[Work required] Using the records provided below, locate and copy each line that contains the word "color".

(Figure content listings)

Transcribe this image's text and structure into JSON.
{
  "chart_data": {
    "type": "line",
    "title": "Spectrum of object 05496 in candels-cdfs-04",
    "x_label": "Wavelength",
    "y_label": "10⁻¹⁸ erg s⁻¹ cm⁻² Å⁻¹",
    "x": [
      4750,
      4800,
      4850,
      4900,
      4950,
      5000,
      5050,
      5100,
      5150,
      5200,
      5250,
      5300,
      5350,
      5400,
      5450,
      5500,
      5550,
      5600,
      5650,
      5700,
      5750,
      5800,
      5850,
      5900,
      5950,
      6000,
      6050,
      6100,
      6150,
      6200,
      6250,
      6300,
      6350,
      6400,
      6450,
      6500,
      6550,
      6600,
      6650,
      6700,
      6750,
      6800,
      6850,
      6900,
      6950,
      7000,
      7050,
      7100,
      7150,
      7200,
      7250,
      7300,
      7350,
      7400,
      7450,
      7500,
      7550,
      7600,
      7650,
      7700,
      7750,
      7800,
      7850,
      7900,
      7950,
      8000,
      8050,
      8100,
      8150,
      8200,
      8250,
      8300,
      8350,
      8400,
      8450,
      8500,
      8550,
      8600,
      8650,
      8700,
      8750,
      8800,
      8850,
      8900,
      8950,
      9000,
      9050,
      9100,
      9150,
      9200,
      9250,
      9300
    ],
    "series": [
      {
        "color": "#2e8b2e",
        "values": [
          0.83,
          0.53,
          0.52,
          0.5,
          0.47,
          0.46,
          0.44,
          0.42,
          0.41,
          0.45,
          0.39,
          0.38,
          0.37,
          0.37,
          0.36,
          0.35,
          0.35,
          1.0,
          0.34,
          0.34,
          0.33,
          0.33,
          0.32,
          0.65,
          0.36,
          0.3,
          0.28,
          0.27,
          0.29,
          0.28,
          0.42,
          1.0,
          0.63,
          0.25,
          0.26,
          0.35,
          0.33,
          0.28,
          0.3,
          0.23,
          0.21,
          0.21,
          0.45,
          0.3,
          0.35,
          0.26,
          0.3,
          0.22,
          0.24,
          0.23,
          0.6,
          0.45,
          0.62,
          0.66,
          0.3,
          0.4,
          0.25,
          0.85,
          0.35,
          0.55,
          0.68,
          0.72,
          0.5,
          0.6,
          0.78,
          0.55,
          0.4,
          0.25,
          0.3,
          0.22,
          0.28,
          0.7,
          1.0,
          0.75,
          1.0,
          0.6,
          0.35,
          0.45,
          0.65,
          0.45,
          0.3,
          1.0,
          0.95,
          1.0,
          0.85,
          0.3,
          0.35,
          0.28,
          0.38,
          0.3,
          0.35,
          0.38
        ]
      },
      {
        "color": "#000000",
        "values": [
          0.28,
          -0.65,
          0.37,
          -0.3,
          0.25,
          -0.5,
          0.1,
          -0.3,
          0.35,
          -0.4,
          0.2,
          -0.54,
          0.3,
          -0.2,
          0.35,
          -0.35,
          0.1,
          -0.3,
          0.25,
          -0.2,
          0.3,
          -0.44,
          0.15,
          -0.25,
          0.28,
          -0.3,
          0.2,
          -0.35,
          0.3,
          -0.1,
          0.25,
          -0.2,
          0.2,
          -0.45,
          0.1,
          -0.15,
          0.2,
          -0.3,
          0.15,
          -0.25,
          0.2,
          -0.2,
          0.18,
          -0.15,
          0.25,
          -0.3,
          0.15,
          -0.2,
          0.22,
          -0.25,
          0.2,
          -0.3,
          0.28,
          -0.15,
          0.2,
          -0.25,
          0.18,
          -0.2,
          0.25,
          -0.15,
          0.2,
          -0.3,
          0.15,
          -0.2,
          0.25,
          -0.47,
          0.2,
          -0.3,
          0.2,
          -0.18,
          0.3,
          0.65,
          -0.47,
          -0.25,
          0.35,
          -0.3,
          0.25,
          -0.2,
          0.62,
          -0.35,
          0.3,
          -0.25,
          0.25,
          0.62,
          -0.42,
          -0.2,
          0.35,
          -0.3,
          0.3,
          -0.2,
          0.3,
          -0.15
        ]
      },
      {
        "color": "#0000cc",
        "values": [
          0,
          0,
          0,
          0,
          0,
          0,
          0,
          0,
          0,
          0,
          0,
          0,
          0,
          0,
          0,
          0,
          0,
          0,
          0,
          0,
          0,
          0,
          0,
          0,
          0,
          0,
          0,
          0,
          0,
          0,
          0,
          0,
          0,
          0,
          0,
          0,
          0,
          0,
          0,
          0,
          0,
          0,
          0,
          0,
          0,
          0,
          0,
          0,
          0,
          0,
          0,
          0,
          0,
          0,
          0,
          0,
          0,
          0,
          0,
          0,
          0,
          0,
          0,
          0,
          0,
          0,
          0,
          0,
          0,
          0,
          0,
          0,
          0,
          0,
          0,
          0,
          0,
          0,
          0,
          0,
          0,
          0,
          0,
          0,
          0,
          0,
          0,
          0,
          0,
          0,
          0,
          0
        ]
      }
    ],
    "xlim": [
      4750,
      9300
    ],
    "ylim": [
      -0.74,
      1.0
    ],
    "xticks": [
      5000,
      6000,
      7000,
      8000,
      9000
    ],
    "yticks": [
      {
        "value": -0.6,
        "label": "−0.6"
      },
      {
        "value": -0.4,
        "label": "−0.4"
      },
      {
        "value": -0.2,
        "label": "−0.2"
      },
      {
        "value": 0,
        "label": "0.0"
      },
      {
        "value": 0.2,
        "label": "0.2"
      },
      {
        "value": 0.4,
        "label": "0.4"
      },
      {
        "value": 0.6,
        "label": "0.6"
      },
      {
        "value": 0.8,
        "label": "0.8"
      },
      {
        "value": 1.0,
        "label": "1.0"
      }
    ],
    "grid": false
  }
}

[Solution to this problem]
        "color": "#2e8b2e",
        "color": "#000000",
        "color": "#0000cc",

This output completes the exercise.